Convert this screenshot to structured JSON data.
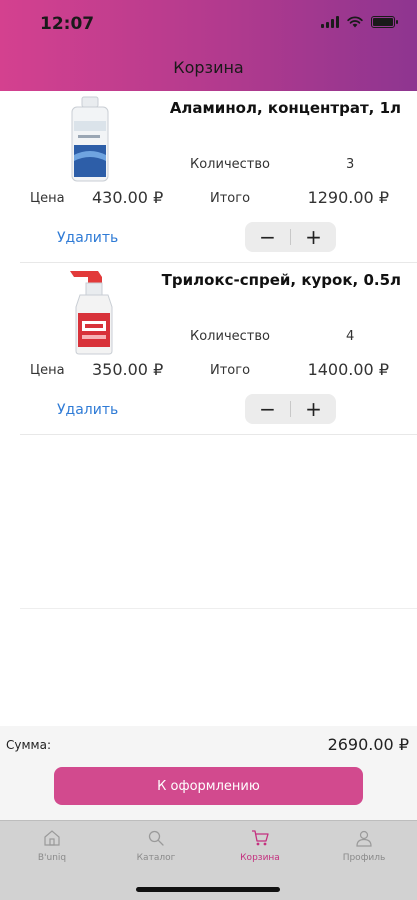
{
  "status_bar": {
    "time": "12:07"
  },
  "nav": {
    "title": "Корзина"
  },
  "labels": {
    "quantity": "Количество",
    "price": "Цена",
    "total": "Итого",
    "delete": "Удалить",
    "minus": "−",
    "plus": "+"
  },
  "items": [
    {
      "name": "Аламинол, концентрат, 1л",
      "quantity": "3",
      "price": "430.00 ₽",
      "total": "1290.00 ₽"
    },
    {
      "name": "Трилокс-спрей, курок, 0.5л",
      "quantity": "4",
      "price": "350.00 ₽",
      "total": "1400.00 ₽"
    }
  ],
  "summary": {
    "label": "Сумма:",
    "value": "2690.00 ₽",
    "checkout_label": "К оформлению"
  },
  "tabs": [
    {
      "label": "B'uniq",
      "icon": "home-icon",
      "active": false
    },
    {
      "label": "Каталог",
      "icon": "search-icon",
      "active": false
    },
    {
      "label": "Корзина",
      "icon": "cart-icon",
      "active": true
    },
    {
      "label": "Профиль",
      "icon": "profile-icon",
      "active": false
    }
  ],
  "colors": {
    "header_gradient": [
      "#d4418f",
      "#8e3590"
    ],
    "accent": "#d24a8e",
    "link": "#2f7bd6",
    "active_tab": "#c4307f"
  }
}
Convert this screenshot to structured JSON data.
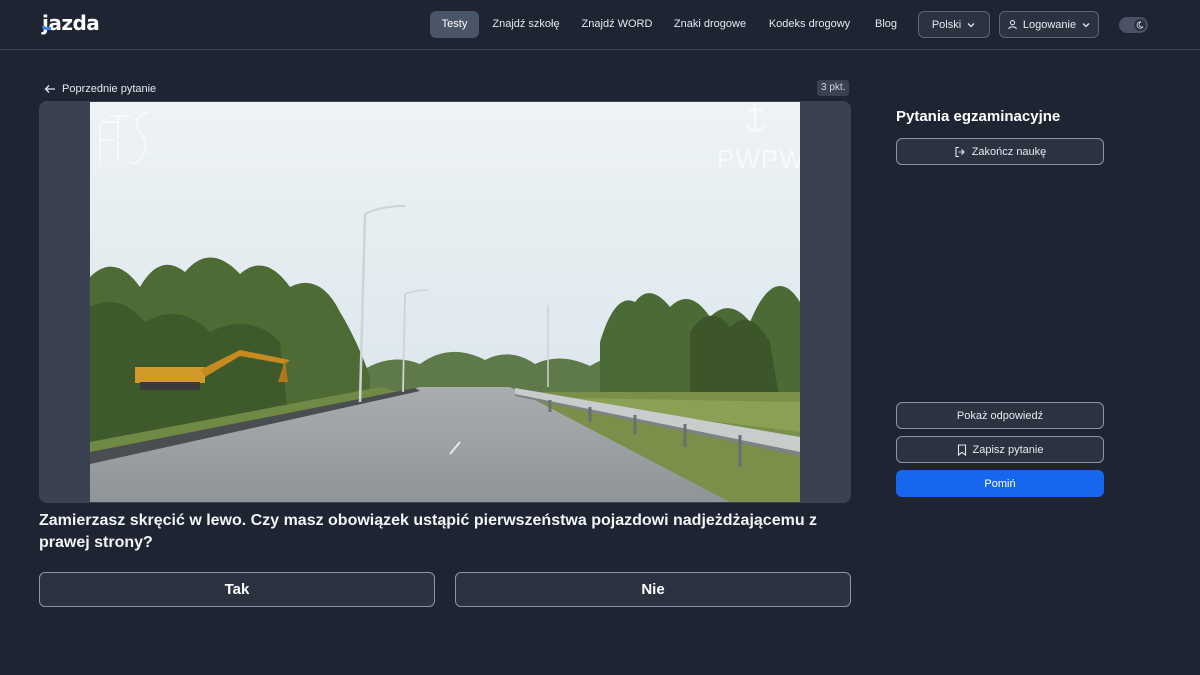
{
  "nav": {
    "logo": "jazda",
    "links": [
      {
        "label": "Testy",
        "active": true
      },
      {
        "label": "Znajdź szkołę",
        "active": false
      },
      {
        "label": "Znajdź WORD",
        "active": false
      },
      {
        "label": "Znaki drogowe",
        "active": false
      },
      {
        "label": "Kodeks drogowy",
        "active": false
      },
      {
        "label": "Blog",
        "active": false
      }
    ],
    "language": "Polski",
    "login": "Logowanie",
    "theme_toggle_icon": "moon-icon"
  },
  "question_panel": {
    "back_label": "Poprzednie pytanie",
    "points": "3 pkt.",
    "watermarks": [
      "PWPW"
    ],
    "question_text": "Zamierzasz skręcić w lewo. Czy masz obowiązek ustąpić pierwszeństwa pojazdowi nadjeżdżającemu z prawej strony?",
    "answers": [
      "Tak",
      "Nie"
    ]
  },
  "sidebar": {
    "title": "Pytania egzaminacyjne",
    "finish_label": "Zakończ naukę",
    "show_answer_label": "Pokaż odpowiedź",
    "save_label": "Zapisz pytanie",
    "skip_label": "Pomiń"
  },
  "colors": {
    "background": "#1e2432",
    "accent": "#1766ee",
    "panel": "#3a4252"
  }
}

———

— Written problem —
From the entries above, copy every line that holds the word "name".

— Output of the exercise —
      "name": "Аламинол, концентрат, 1л",
      "name": "Трилокс-спрей, курок, 0.5л",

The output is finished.